Copy out all lines that carry the word "Heath".

Data listing:
· · · ·

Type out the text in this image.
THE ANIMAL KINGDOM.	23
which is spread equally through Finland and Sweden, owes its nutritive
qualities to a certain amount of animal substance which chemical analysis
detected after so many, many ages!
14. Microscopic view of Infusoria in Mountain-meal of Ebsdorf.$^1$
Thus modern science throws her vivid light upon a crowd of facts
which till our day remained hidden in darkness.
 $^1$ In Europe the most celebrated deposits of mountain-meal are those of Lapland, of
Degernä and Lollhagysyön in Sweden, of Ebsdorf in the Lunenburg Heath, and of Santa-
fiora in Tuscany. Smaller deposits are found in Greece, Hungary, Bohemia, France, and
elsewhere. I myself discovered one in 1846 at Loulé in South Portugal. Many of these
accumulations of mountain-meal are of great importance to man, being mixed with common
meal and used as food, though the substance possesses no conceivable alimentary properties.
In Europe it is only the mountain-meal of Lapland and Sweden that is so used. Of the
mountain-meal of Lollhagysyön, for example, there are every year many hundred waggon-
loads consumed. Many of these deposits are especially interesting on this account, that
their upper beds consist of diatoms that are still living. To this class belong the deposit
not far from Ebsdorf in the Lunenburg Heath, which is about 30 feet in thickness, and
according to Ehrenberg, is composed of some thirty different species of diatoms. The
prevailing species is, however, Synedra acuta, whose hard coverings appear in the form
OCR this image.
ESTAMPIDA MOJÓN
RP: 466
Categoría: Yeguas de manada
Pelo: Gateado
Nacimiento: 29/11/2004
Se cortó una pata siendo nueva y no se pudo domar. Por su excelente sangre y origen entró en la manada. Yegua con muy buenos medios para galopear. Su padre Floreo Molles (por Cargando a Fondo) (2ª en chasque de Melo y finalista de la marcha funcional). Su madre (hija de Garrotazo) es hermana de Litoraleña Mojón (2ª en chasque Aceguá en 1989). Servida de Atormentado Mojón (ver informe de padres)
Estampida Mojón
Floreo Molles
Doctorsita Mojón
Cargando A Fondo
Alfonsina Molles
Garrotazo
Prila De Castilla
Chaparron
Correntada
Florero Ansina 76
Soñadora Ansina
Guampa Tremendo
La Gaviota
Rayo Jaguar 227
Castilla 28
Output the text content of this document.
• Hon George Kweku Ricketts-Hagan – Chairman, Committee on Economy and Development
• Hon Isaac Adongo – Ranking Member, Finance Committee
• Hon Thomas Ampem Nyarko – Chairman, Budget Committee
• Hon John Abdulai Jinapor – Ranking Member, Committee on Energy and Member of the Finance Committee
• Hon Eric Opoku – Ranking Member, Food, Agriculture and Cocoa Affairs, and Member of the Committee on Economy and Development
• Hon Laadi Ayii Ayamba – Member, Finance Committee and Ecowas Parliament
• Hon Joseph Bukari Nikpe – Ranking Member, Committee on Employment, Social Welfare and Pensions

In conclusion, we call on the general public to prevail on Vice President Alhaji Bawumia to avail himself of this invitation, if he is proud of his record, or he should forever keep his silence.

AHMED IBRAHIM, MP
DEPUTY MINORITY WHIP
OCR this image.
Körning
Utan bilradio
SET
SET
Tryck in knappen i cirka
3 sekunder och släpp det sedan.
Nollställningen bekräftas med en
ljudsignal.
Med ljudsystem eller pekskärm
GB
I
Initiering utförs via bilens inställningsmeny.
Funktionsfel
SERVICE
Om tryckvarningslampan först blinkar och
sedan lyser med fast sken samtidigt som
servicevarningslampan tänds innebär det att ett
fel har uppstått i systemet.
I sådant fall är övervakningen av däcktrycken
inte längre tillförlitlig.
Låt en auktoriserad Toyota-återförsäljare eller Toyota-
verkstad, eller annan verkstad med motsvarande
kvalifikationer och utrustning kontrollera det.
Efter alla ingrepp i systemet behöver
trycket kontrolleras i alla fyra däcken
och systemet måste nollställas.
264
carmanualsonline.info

· · · ·

The result:
Degernä and Lollhagysyön in Sweden, of Ebsdorf in the Lunenburg Heath, and of Santa-
not far from Ebsdorf in the Lunenburg Heath, which is about 30 feet in thickness, and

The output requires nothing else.